■ Records for this exercise:
▽

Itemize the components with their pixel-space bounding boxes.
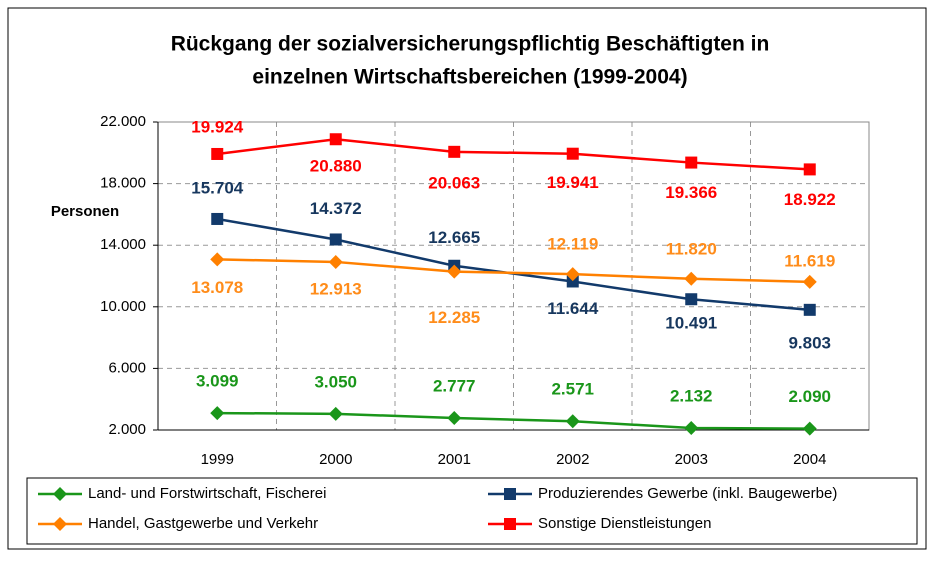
y-tick-label: 6.000 <box>108 359 146 376</box>
data-point <box>803 163 816 176</box>
legend-marker <box>53 517 67 531</box>
data-label: 12.285 <box>428 308 480 327</box>
data-point <box>685 156 698 169</box>
data-label: 3.099 <box>196 372 239 391</box>
data-label: 11.820 <box>666 239 717 258</box>
x-tick-label: 2002 <box>556 451 589 468</box>
legend-label: Produzierendes Gewerbe (inkl. Baugewerbe… <box>538 485 837 502</box>
chart-title: Rückgang der sozialversicherungspflichti… <box>171 33 770 56</box>
data-point <box>211 212 224 225</box>
data-point <box>566 275 579 288</box>
legend-label: Handel, Gastgewerbe und Verkehr <box>88 515 318 532</box>
x-tick-label: 2004 <box>793 451 826 468</box>
data-label: 18.922 <box>784 190 836 209</box>
y-tick-label: 10.000 <box>100 298 146 315</box>
series-line <box>217 411 810 430</box>
data-label: 13.078 <box>191 278 243 297</box>
data-point <box>684 271 699 286</box>
data-label: 19.366 <box>665 183 717 202</box>
data-label: 2.777 <box>433 377 476 396</box>
data-label: 11.619 <box>784 251 835 270</box>
data-point <box>802 421 817 436</box>
data-label: 12.913 <box>310 279 362 298</box>
data-label: 19.924 <box>191 117 244 136</box>
data-point <box>447 264 462 279</box>
data-point <box>328 254 343 269</box>
legend-marker <box>53 487 67 501</box>
data-point <box>802 274 817 289</box>
data-point <box>328 406 343 421</box>
legend-label: Sonstige Dienstleistungen <box>538 515 711 532</box>
data-label: 9.803 <box>788 333 831 352</box>
x-tick-label: 2001 <box>438 451 471 468</box>
data-label: 12.665 <box>428 228 480 247</box>
y-tick-label: 22.000 <box>100 113 146 130</box>
data-point <box>447 411 462 426</box>
data-point <box>210 252 225 267</box>
data-point <box>565 267 580 282</box>
data-label: 2.571 <box>551 380 594 399</box>
y-tick-label: 2.000 <box>108 421 146 438</box>
data-point <box>448 145 461 158</box>
legend-marker <box>504 488 516 500</box>
legend-marker <box>504 518 516 530</box>
data-point <box>685 293 698 306</box>
chart-title: einzelnen Wirtschaftsbereichen (1999-200… <box>252 66 687 89</box>
legend-label: Land- und Forstwirtschaft, Fischerei <box>88 485 326 502</box>
data-label: 11.644 <box>547 299 599 318</box>
data-point <box>329 233 342 246</box>
data-label: 20.063 <box>428 173 480 192</box>
x-tick-label: 2000 <box>319 451 352 468</box>
data-label: 10.491 <box>665 314 717 333</box>
data-label: 19.941 <box>547 173 599 192</box>
data-point <box>329 133 342 146</box>
data-point <box>211 147 224 160</box>
y-tick-label: 14.000 <box>100 236 146 253</box>
x-tick-label: 1999 <box>201 451 234 468</box>
data-point <box>803 303 816 316</box>
data-point <box>684 420 699 435</box>
y-axis-label: Personen <box>51 203 119 220</box>
data-point <box>565 414 580 429</box>
chart-frame <box>7 7 927 550</box>
data-label: 12.119 <box>547 235 598 254</box>
legend-box <box>26 477 918 545</box>
y-tick-label: 18.000 <box>100 175 146 192</box>
series-line <box>217 258 810 284</box>
x-tick-label: 2003 <box>675 451 708 468</box>
data-label: 2.090 <box>788 387 831 406</box>
data-label: 15.704 <box>191 178 244 197</box>
data-point <box>210 406 225 421</box>
series-line <box>217 137 810 171</box>
data-point <box>566 147 579 160</box>
data-label: 2.132 <box>670 386 713 405</box>
data-label: 14.372 <box>310 199 362 218</box>
data-label: 3.050 <box>314 372 357 391</box>
data-label: 20.880 <box>310 157 362 176</box>
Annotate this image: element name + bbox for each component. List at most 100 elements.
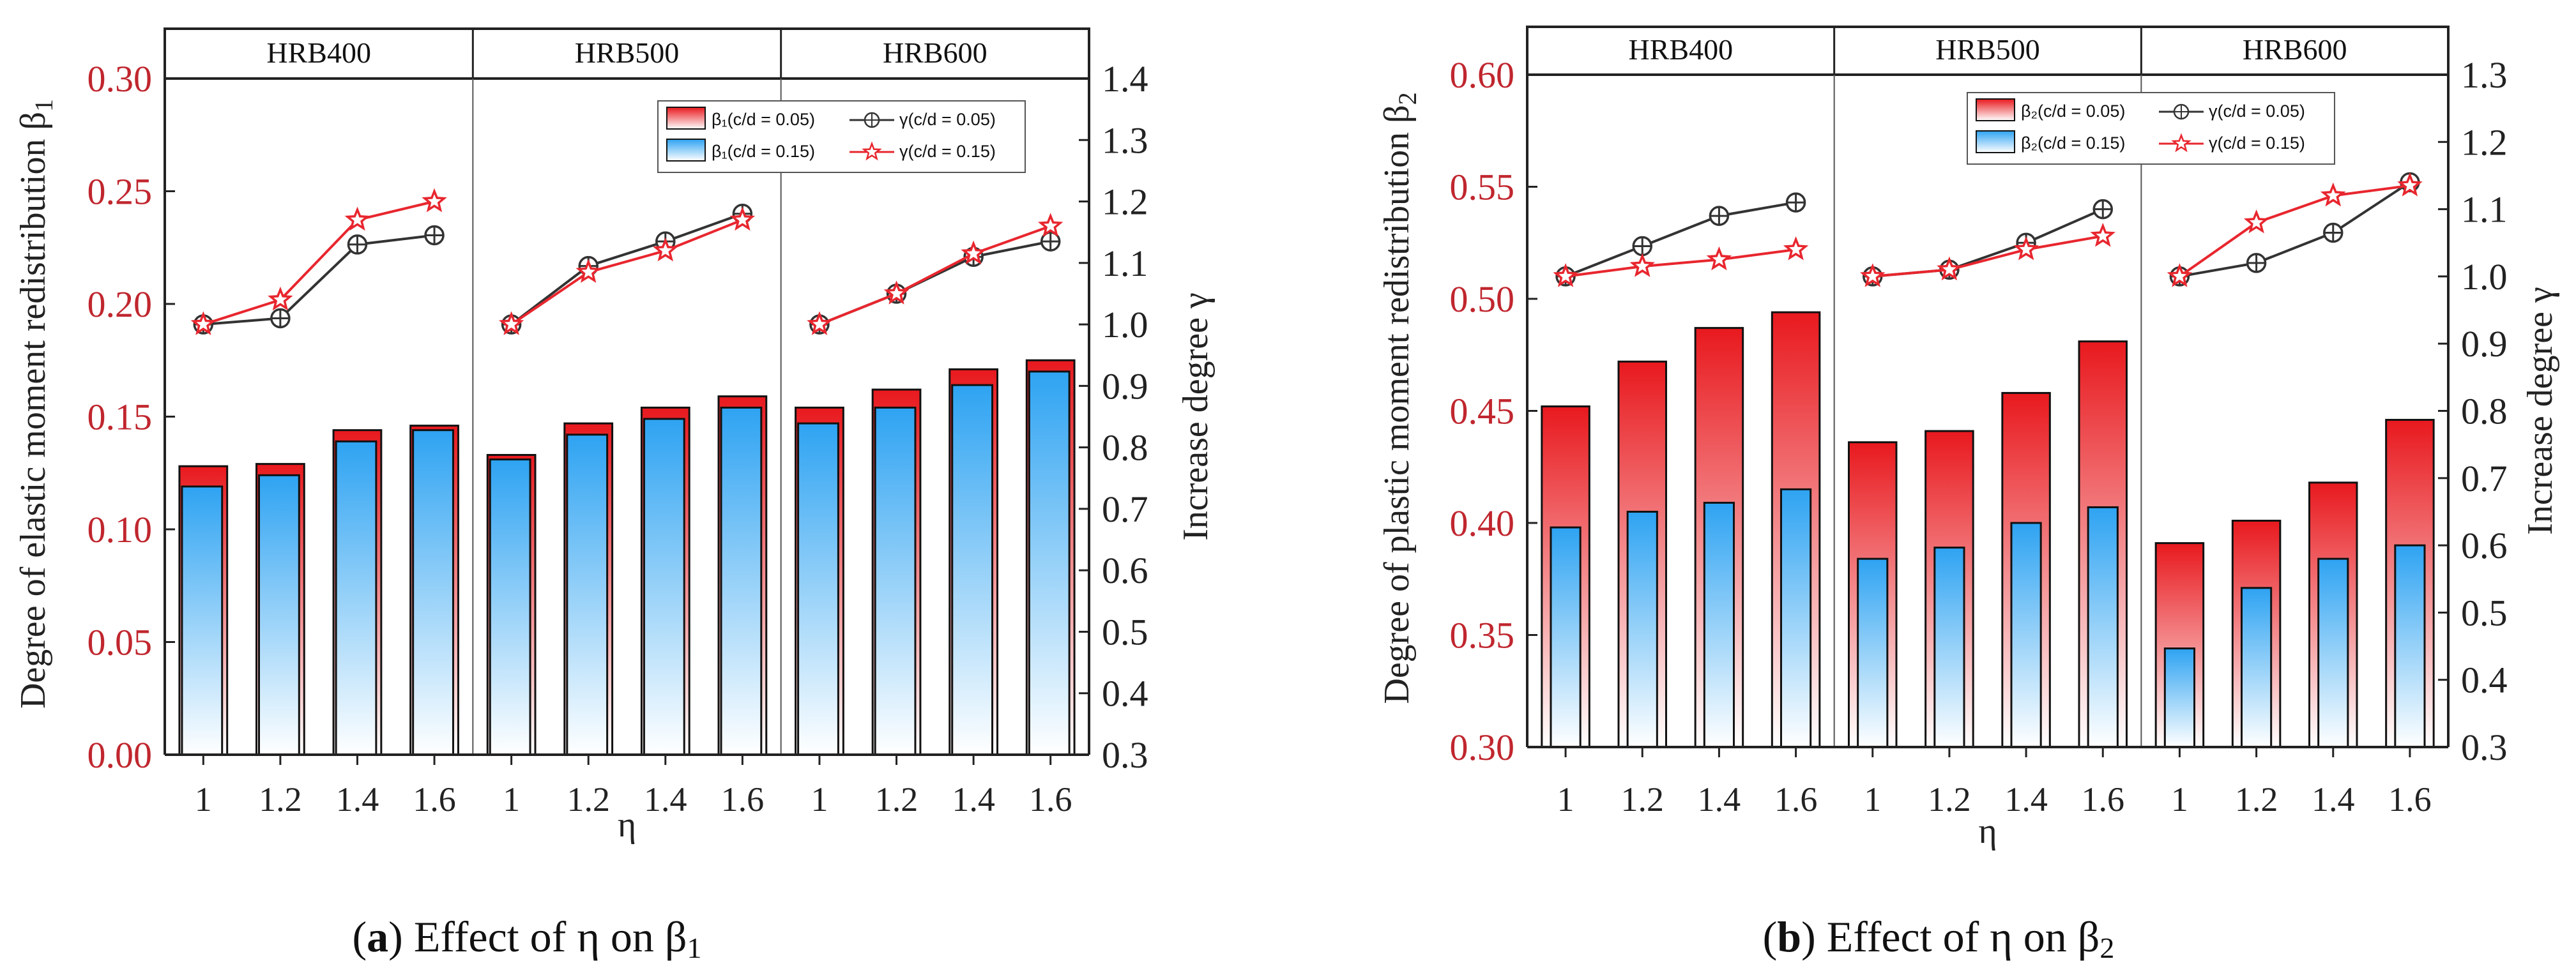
legend-label-line1: γ(c/d = 0.05) [2209,102,2305,121]
legend-swatch-bar2 [666,139,706,162]
bar-series2-7 [720,406,763,756]
ytick-label: 0.35 [1450,615,1515,656]
line-series1-group-1 [510,212,743,326]
point-series1-10 [2323,222,2344,243]
bar-series2-5 [566,434,609,756]
bar-series2-0 [1550,526,1581,748]
point-series2-11 [2397,172,2423,197]
bar-series2-9 [874,406,917,756]
y2-axis-title: Increase degree γ [2520,287,2560,534]
xtick-label: 1.6 [721,780,765,819]
y2tick-label: 1.0 [2461,256,2508,298]
legend-box [1967,92,2335,165]
line-series1-group-0 [203,234,435,326]
xtick-label: 1.6 [413,780,456,819]
point-series2-8 [807,311,832,335]
point-series1-9 [2246,253,2267,273]
bar-series2-1 [1626,510,1658,748]
group-label-hrb600: HRB600 [2243,33,2347,66]
y2tick-label: 0.7 [1102,488,1148,530]
bar-series2-0 [181,485,224,756]
point-series2-4 [1860,263,1886,287]
panel-a-chart: HRB400 HRB500 HRB600 0.00 0.05 0.10 0.15 0.20 0.… [13,27,1216,845]
point-series2-2 [344,206,370,231]
y2tick-label: 0.3 [2461,727,2508,768]
point-series2-7 [2090,222,2116,247]
y2tick-label: 1.2 [1102,181,1148,223]
y2tick-label: 1.1 [1102,243,1148,284]
xtick-label: 1 [2171,780,2188,819]
xtick-label: 1.6 [1774,780,1818,819]
xtick-label: 1.2 [1621,780,1665,819]
xtick-label: 1 [195,780,212,819]
ytick-label: 0.25 [88,171,153,213]
line-series2-group-1 [510,218,743,326]
y2tick-label: 0.3 [1102,734,1148,776]
group-label-hrb500: HRB500 [1935,33,2040,66]
point-series2-10 [2320,182,2346,207]
point-series2-2 [1706,246,1732,271]
y2tick-label: 0.9 [1102,365,1148,407]
group-header-strip [164,27,1090,80]
point-series2-0 [190,311,216,335]
y2tick-label: 1.3 [1102,119,1148,161]
y2tick-label: 0.4 [2461,660,2508,701]
xtick-label: 1 [811,780,828,819]
bar-series2-8 [2163,647,2196,748]
xtick-label: 1.4 [336,780,379,819]
bar-series2-2 [335,440,377,756]
xtick-label: 1.2 [259,780,302,819]
bar-series2-4 [1857,557,1889,748]
point-series2-6 [2013,236,2039,261]
line-series1-group-0 [1565,201,1796,278]
xtick-label: 1.2 [567,780,610,819]
x-axis-title: η [618,805,636,845]
legend-label-line1: γ(c/d = 0.05) [899,110,996,129]
bar-series2-2 [1703,501,1735,748]
xtick-label: 1.2 [2235,780,2278,819]
ytick-label: 0.50 [1450,278,1515,320]
group-header-strip [1526,26,2450,76]
ytick-label: 0.15 [88,397,153,438]
xtick-label: 1.4 [2312,780,2355,819]
ytick-label: 0.00 [88,734,153,776]
legend-label-line2: γ(c/d = 0.15) [2209,133,2305,153]
point-series1-2 [347,234,368,255]
line-series2-group-0 [1565,248,1796,278]
y2tick-label: 1.2 [2461,121,2508,163]
group-label-hrb400: HRB400 [1629,33,1734,66]
caption-a: (a) Effect of η on β1 [353,912,702,964]
ytick-label: 0.55 [1450,167,1515,208]
bar-series2-11 [2394,544,2426,748]
legend-swatch-bar1 [666,107,706,130]
point-series2-5 [1937,256,1962,281]
legend: β₂(c/d = 0.05) γ(c/d = 0.05) β₂(c/d = 0.15… [1967,92,2335,165]
y2tick-label: 0.8 [1102,427,1148,469]
xtick-label: 1 [503,780,520,819]
point-series2-5 [575,259,601,283]
xtick-label: 1 [1557,780,1574,819]
point-series2-1 [1629,253,1655,277]
legend-box [657,100,1026,173]
point-series2-9 [883,280,910,305]
bar-series2-6 [2010,522,2042,748]
y2tick-label: 1.0 [1102,304,1148,345]
point-series1-2 [1709,206,1730,226]
group-label-hrb600: HRB600 [883,36,987,69]
xtick-label: 1.4 [952,780,995,819]
bar-series2-7 [2087,506,2119,748]
legend-label-bar1: β₁(c/d = 0.05) [712,110,815,129]
bar-series2-10 [951,384,994,756]
line-series1-group-2 [819,240,1051,326]
y2-axis-title: Increase degree γ [1176,292,1216,540]
xtick-label: 1.6 [2388,780,2432,819]
point-series2-4 [498,311,524,335]
ytick-label: 0.20 [88,283,153,325]
point-series1-1 [1632,236,1652,257]
bar-series2-3 [412,429,454,756]
point-series1-7 [2092,199,2113,220]
y2tick-label: 0.6 [1102,550,1148,591]
y2tick-label: 0.5 [2461,592,2508,633]
y2tick-label: 0.7 [2461,458,2508,499]
point-series2-9 [2243,209,2269,234]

△

■ What is required:
Rewrite the entries from the line containing "legend-label-line1: γ(c/d = 0.05) [2209,102,2305,121]" through the line containing "panel-a-chart: HRB400 HRB500", replacing "xtick-label" with "x-tick-label" wherever it occurs and keeping everything else unchanged.

■ Response for this exercise:
legend-label-line1: γ(c/d = 0.05) [2209,102,2305,121]
legend-swatch-bar2 [666,139,706,162]
bar-series2-7 [720,406,763,756]
ytick-label: 0.35 [1450,615,1515,656]
line-series1-group-1 [510,212,743,326]
point-series1-10 [2323,222,2344,243]
bar-series2-5 [566,434,609,756]
bar-series2-0 [1550,526,1581,748]
point-series2-11 [2397,172,2423,197]
bar-series2-9 [874,406,917,756]
y2-axis-title: Increase degree γ [2520,287,2560,534]
x-tick-label: 1.6 [721,780,765,819]
y2tick-label: 1.0 [2461,256,2508,298]
legend-box [1967,92,2335,165]
line-series1-group-0 [203,234,435,326]
x-tick-label: 1.6 [413,780,456,819]
point-series2-8 [807,311,832,335]
point-series1-9 [2246,253,2267,273]
bar-series2-1 [1626,510,1658,748]
group-label-hrb600: HRB600 [2243,33,2347,66]
y2tick-label: 0.7 [1102,488,1148,530]
bar-series2-0 [181,485,224,756]
point-series2-4 [1860,263,1886,287]
panel-a-chart: HRB400 HRB500 HRB600 0.00 0.05 0.10 0.15 0.20 0.… [13,27,1216,845]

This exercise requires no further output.